**JOB**
Every line of the data that contains the string "продукта" must be copied.

________________________________________

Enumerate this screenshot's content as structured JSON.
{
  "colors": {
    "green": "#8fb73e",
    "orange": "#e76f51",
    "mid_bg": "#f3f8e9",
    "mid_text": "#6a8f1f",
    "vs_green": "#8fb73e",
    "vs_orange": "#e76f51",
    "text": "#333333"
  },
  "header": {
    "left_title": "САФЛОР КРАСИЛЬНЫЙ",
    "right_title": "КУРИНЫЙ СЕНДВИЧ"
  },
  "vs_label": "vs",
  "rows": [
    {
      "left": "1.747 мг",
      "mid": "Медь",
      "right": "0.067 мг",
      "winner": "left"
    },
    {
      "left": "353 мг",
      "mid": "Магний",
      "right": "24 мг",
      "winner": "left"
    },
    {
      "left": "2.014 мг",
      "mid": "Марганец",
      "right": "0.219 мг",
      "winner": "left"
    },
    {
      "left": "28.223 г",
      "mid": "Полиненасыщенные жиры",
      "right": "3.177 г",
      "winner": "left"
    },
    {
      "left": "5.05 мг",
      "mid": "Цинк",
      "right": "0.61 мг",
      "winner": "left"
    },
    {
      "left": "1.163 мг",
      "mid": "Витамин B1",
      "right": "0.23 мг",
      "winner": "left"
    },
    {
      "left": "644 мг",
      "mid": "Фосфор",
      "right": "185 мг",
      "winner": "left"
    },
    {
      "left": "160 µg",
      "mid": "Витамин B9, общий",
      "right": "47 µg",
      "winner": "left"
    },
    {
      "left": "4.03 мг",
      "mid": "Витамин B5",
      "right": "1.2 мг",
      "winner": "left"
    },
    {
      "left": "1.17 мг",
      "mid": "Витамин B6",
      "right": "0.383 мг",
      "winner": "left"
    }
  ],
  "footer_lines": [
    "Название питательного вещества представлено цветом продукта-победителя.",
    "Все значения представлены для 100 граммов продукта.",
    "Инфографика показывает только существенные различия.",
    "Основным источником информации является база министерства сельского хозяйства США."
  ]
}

________________________________________

**COMPLETED EXERCISE**
    "Название питательного вещества представлено цветом продукта-победителя.",
    "Все значения представлены для 100 граммов продукта.",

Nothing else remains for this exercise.